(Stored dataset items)
##############################

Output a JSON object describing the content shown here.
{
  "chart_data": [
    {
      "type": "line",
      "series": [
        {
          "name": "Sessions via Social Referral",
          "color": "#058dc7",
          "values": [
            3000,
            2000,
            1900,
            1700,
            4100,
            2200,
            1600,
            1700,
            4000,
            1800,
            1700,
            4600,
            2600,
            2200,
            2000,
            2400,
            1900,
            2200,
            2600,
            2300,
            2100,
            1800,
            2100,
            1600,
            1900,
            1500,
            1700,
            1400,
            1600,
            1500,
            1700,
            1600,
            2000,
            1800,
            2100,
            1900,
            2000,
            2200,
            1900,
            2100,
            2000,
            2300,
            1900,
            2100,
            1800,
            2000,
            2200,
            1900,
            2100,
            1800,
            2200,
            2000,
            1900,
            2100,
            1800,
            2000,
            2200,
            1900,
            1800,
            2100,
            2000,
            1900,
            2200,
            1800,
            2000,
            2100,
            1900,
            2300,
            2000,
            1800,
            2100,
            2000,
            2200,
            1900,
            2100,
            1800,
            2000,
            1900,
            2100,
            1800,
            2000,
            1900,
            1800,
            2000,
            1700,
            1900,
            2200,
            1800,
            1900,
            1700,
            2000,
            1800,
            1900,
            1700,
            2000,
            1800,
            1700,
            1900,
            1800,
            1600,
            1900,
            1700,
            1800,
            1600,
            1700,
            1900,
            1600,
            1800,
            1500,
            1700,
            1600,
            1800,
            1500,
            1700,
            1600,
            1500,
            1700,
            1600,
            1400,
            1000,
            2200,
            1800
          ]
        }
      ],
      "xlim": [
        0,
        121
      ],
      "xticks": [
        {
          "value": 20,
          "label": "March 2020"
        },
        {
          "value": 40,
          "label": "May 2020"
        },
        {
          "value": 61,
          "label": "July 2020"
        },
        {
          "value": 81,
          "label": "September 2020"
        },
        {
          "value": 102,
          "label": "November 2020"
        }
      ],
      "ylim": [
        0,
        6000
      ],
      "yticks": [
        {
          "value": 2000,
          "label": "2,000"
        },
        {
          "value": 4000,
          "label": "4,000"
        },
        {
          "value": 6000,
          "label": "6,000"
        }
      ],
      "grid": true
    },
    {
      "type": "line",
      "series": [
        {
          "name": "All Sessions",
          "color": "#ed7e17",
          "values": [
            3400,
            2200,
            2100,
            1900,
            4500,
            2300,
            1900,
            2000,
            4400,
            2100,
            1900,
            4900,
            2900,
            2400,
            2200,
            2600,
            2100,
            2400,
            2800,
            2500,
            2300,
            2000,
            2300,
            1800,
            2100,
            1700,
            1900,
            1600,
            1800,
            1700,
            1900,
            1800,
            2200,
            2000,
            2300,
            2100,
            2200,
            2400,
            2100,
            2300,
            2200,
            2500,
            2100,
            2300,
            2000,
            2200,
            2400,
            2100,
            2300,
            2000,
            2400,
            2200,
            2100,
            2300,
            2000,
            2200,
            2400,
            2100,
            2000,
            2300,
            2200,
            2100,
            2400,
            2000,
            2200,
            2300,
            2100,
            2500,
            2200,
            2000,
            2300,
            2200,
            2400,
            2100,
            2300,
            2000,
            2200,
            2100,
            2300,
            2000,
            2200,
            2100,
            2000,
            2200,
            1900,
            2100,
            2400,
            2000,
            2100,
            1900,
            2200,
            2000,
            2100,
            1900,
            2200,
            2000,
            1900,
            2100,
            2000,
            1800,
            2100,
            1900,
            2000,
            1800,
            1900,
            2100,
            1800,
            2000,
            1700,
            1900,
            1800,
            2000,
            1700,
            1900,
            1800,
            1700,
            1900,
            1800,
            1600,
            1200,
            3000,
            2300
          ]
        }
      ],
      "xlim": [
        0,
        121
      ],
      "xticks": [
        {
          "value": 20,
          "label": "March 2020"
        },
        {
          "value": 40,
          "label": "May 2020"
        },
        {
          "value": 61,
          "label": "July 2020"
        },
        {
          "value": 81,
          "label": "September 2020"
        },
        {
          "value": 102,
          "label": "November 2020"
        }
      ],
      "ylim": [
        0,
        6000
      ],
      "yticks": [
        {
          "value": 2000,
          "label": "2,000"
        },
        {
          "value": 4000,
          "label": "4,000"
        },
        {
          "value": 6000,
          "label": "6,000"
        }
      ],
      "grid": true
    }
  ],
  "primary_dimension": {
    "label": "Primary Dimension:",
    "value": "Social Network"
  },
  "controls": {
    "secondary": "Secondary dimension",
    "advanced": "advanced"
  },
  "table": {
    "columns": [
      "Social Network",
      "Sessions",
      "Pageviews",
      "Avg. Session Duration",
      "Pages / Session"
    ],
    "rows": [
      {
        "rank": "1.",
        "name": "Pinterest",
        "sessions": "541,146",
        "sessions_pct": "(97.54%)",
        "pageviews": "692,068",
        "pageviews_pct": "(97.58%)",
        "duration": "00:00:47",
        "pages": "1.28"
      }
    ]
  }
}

##############################

**Instructions to follow:** How many of the lines above hold the word "Social"? Give only that number.

**Solution for this exercise:** 3